[Dataset rows]
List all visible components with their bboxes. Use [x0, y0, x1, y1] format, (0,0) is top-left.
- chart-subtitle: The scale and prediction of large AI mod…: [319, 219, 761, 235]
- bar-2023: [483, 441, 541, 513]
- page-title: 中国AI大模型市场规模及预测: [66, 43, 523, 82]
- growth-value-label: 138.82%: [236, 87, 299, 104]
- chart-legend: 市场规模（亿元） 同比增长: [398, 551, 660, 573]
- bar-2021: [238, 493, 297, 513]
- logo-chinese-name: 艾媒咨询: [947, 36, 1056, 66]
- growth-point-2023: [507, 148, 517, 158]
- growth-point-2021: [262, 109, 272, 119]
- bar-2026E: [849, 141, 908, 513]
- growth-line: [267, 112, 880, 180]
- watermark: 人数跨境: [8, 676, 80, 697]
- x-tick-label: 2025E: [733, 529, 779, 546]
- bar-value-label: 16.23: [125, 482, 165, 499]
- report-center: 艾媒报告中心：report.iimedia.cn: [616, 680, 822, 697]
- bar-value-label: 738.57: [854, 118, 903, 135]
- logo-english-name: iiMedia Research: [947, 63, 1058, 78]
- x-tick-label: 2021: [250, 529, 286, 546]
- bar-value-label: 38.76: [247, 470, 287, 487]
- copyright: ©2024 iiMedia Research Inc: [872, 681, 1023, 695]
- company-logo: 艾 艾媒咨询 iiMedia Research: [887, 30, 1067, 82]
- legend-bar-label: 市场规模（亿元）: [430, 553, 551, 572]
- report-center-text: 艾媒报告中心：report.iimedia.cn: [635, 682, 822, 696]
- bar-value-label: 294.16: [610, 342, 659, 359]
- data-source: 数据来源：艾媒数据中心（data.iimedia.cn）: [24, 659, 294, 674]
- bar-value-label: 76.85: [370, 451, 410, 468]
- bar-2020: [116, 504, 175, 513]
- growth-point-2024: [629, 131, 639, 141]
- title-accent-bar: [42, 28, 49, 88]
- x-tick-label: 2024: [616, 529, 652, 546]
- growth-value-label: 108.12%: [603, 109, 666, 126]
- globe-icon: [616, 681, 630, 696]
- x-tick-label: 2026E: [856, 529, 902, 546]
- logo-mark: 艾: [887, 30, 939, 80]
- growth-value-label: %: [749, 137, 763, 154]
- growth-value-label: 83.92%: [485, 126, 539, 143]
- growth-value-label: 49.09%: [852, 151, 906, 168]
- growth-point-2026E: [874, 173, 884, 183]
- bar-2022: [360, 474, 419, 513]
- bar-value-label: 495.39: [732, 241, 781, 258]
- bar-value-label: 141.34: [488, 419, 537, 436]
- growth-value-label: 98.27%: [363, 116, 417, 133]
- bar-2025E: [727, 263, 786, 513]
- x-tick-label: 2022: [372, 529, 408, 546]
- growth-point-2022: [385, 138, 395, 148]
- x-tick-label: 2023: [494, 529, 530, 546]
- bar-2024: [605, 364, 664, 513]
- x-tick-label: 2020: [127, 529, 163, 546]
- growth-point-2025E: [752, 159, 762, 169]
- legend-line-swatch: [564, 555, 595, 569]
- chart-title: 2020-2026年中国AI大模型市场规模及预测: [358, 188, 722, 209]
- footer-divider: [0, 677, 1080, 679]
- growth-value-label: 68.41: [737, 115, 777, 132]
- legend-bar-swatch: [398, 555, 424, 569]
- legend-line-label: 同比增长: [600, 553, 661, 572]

Challenge =
Collect every line in the rows above that contains the string "center".

Solution to the problem =
- report-center: 艾媒报告中心：report.iimedia.cn: [616, 680, 822, 697]
- report-center-text: 艾媒报告中心：report.iimedia.cn: [635, 682, 822, 696]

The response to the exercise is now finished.